** Start Records provided **
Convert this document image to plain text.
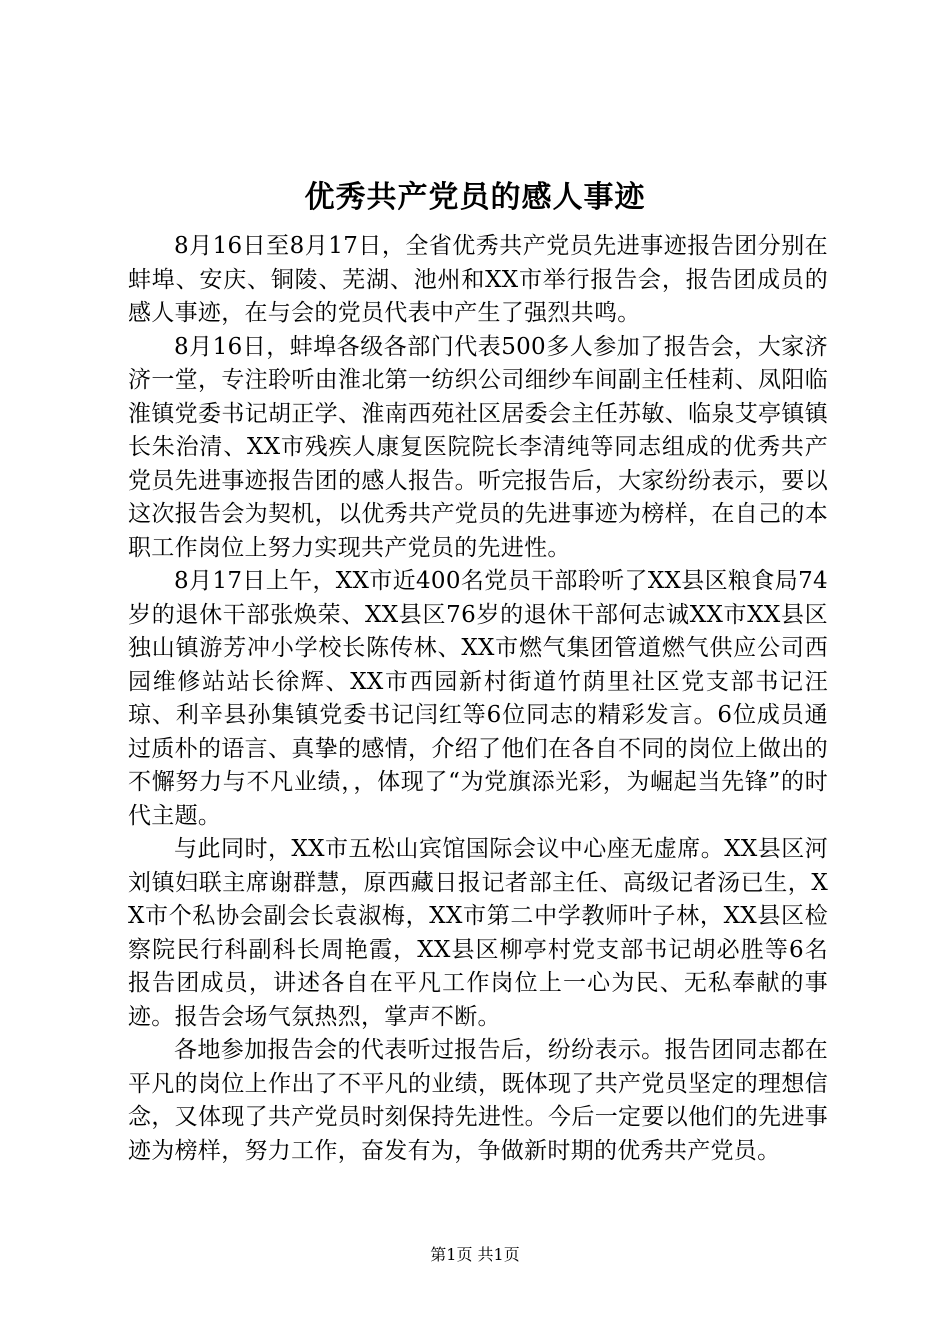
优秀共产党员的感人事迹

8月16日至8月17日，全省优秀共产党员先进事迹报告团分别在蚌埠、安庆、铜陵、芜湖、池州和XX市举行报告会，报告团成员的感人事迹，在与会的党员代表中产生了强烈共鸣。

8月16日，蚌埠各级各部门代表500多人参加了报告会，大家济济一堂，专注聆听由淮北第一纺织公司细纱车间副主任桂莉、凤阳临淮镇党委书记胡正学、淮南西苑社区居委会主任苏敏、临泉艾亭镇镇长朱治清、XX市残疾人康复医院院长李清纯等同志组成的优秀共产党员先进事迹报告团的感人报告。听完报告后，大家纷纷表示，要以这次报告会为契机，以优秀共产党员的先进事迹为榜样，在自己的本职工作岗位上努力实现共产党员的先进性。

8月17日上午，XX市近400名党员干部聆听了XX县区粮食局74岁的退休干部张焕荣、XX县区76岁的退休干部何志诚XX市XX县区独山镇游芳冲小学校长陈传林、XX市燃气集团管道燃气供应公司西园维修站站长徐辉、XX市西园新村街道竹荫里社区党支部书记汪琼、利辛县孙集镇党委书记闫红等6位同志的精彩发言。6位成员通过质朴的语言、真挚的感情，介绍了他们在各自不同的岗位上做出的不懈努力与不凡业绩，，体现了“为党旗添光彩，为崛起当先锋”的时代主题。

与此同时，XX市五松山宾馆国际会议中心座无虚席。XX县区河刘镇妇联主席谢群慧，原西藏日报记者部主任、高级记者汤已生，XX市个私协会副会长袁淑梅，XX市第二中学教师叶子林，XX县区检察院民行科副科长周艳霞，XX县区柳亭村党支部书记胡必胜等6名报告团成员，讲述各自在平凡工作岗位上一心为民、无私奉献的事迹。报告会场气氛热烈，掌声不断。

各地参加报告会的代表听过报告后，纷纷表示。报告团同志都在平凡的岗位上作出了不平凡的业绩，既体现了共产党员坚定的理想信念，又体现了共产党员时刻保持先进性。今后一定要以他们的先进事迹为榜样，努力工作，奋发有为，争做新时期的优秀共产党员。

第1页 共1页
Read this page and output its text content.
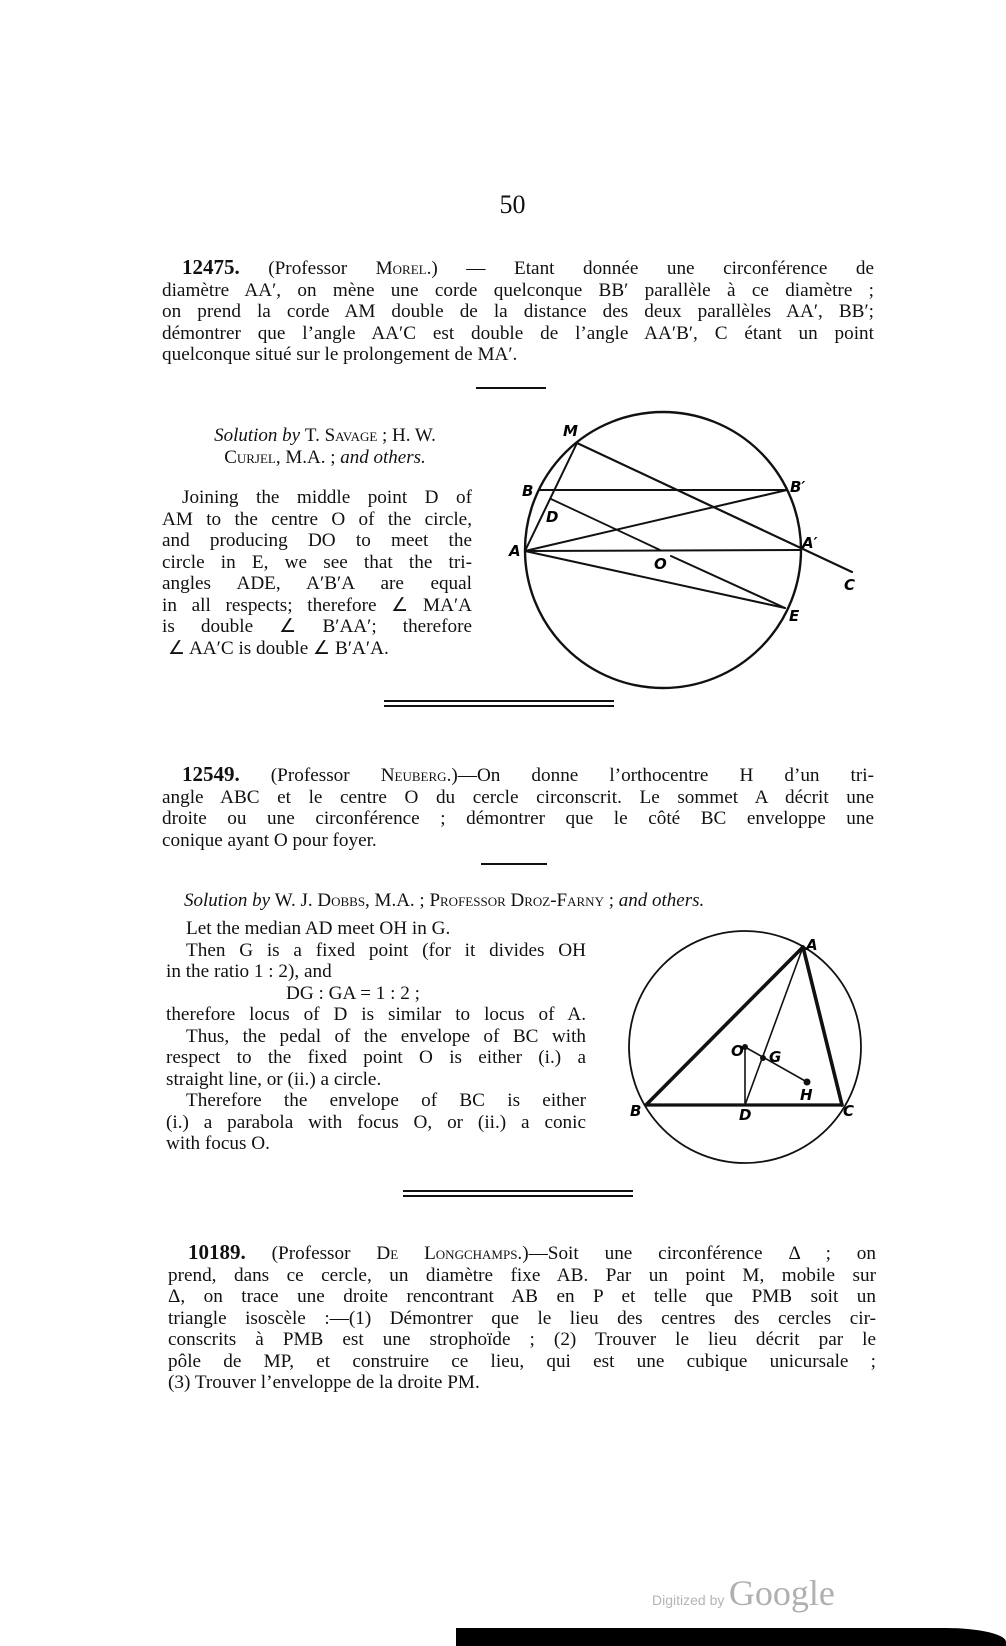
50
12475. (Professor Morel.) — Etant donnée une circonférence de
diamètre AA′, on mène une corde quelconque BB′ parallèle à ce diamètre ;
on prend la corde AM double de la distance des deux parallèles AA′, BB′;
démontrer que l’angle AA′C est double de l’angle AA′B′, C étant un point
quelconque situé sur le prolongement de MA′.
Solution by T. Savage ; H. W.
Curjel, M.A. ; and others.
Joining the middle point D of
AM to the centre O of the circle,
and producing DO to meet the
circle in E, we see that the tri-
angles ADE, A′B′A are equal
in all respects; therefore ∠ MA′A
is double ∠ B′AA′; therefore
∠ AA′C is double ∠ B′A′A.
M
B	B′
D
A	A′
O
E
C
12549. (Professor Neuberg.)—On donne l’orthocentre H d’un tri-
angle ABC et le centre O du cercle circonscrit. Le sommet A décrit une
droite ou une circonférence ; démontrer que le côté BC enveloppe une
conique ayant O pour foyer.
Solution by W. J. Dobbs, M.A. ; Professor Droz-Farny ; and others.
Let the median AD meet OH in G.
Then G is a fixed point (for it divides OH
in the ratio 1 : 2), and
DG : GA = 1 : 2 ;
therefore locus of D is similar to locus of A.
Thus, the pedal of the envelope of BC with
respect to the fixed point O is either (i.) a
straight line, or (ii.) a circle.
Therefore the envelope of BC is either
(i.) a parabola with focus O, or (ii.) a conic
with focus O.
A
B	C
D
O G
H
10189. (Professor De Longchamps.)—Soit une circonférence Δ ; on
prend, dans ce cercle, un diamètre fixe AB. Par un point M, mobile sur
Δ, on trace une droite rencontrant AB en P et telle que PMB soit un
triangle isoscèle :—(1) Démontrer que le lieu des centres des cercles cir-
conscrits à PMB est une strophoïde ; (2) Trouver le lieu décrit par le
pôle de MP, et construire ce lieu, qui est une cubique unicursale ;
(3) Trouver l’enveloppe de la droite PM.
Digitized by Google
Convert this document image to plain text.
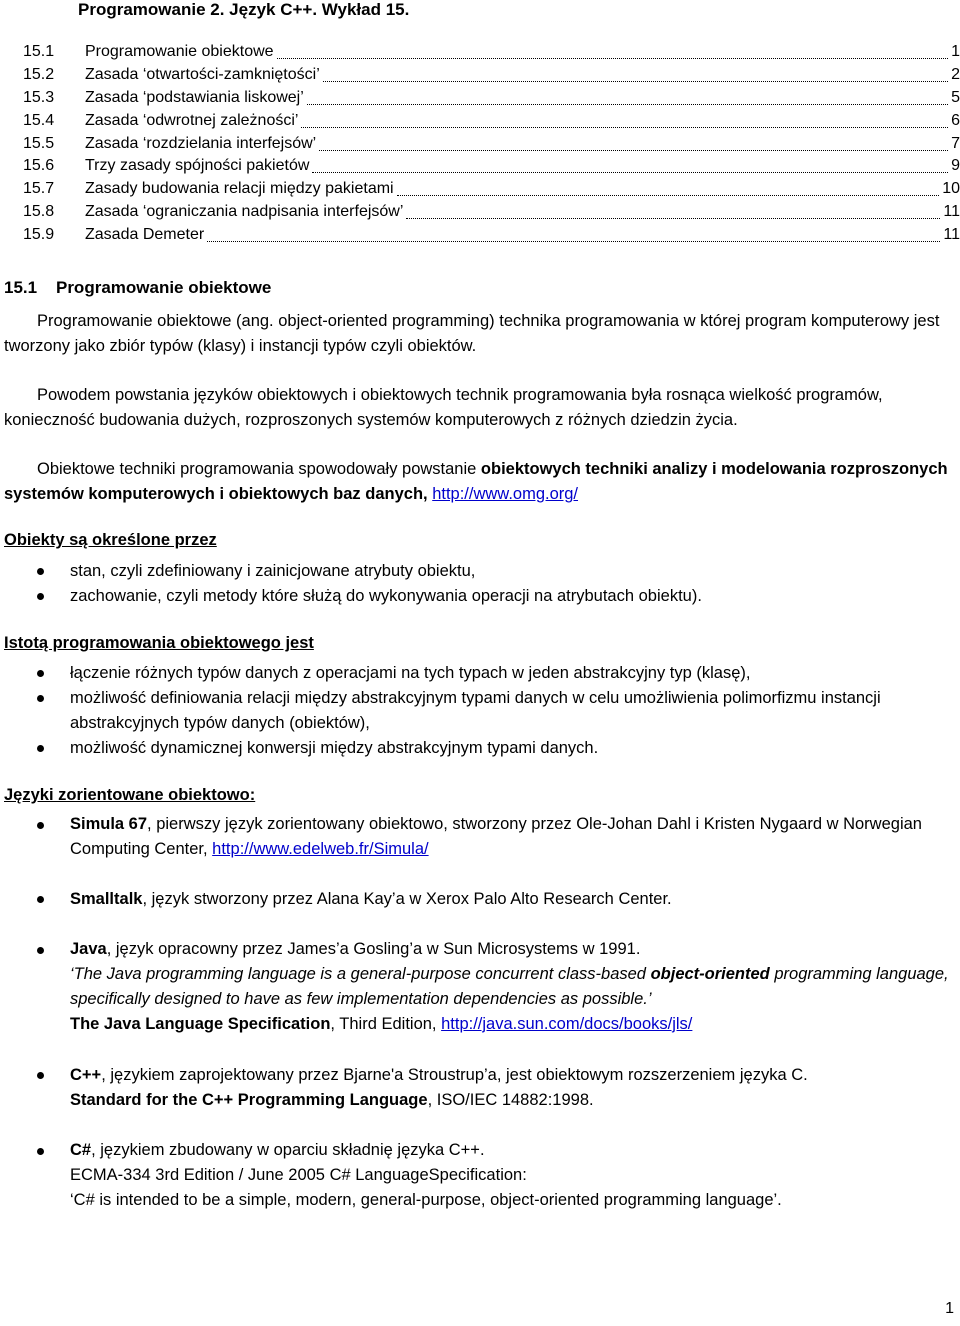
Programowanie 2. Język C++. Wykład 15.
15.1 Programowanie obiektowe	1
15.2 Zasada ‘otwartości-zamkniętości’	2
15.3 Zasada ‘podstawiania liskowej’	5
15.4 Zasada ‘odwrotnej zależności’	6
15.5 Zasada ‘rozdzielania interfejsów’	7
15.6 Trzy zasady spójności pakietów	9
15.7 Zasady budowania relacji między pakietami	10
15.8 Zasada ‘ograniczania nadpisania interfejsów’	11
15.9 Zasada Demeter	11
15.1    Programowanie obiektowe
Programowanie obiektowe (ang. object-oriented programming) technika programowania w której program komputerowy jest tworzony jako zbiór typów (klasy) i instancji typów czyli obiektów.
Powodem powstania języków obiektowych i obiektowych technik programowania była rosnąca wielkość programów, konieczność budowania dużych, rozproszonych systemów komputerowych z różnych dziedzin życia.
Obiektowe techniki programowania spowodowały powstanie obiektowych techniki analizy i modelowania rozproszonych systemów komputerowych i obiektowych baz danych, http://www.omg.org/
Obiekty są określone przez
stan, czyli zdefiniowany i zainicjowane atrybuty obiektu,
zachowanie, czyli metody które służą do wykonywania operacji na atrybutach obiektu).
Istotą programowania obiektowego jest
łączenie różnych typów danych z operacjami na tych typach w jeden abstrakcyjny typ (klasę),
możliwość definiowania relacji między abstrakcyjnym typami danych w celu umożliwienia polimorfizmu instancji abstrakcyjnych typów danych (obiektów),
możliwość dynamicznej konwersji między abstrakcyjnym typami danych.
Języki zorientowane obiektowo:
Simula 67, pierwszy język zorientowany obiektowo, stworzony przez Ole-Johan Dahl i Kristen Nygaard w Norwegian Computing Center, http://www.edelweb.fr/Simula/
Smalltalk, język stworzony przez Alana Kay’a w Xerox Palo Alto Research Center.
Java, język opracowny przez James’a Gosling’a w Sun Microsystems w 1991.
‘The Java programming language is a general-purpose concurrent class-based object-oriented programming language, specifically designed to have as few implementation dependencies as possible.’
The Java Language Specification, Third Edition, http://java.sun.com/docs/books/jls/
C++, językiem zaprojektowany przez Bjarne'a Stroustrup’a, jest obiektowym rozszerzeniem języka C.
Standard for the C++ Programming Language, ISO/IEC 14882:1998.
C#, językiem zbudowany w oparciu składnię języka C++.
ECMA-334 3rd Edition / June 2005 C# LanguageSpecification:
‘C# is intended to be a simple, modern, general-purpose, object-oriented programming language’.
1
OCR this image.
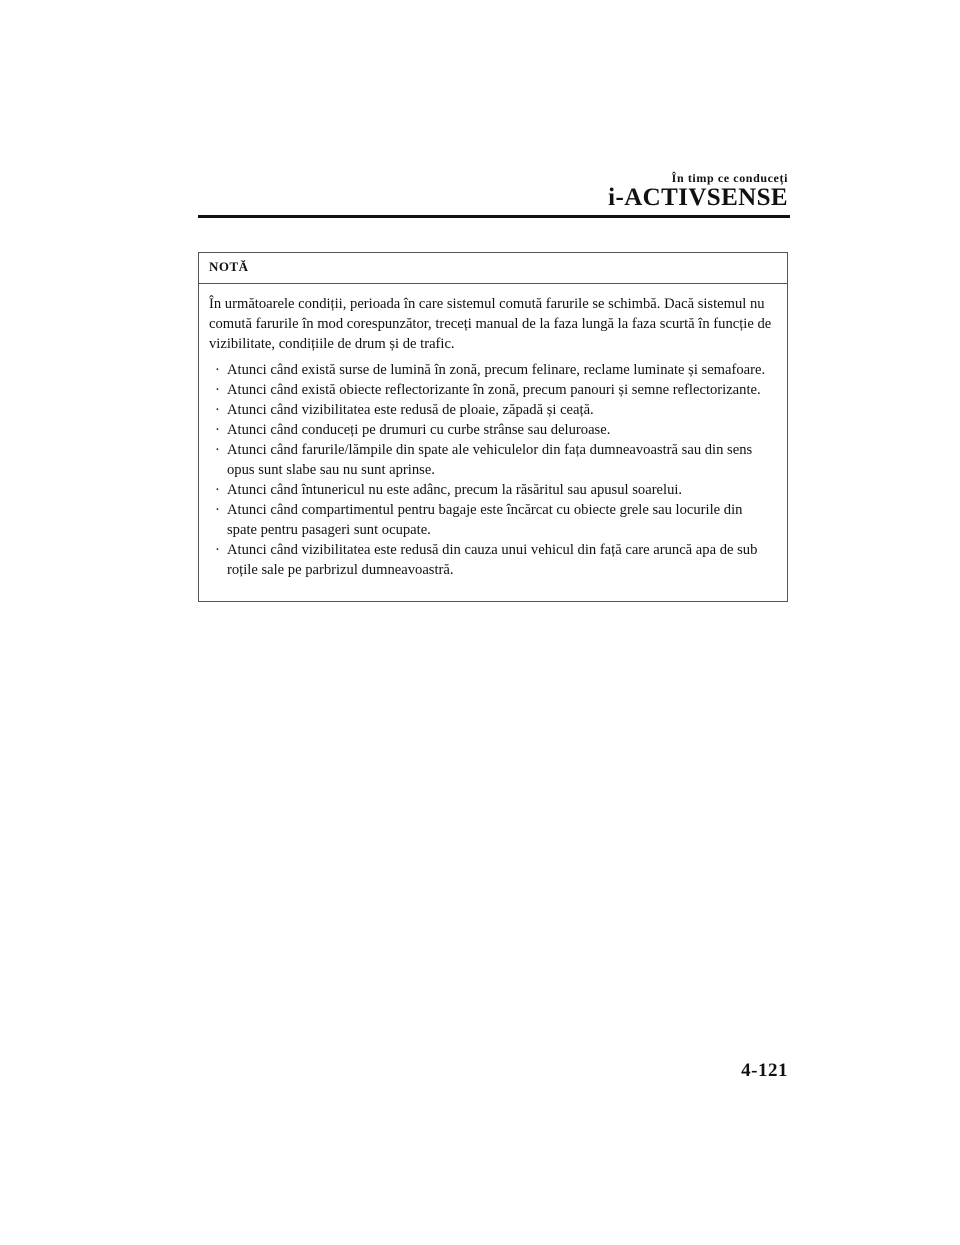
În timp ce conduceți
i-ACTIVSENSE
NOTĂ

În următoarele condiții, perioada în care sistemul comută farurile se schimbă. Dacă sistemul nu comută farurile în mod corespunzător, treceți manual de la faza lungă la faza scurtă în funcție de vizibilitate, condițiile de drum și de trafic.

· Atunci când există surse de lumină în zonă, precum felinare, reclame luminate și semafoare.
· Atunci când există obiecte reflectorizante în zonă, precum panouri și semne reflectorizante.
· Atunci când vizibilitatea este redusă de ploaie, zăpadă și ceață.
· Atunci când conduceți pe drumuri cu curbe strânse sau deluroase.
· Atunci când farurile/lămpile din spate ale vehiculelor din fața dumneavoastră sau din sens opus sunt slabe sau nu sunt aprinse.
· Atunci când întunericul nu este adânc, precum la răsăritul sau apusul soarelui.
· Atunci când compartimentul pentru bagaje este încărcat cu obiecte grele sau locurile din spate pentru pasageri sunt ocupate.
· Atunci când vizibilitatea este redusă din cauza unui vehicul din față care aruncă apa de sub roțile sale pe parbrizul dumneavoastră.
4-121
** End Records provided **
§ Task instructions: Using the data above, say how many lines include "meet". No other reply is needed.

§ Result of the task: 2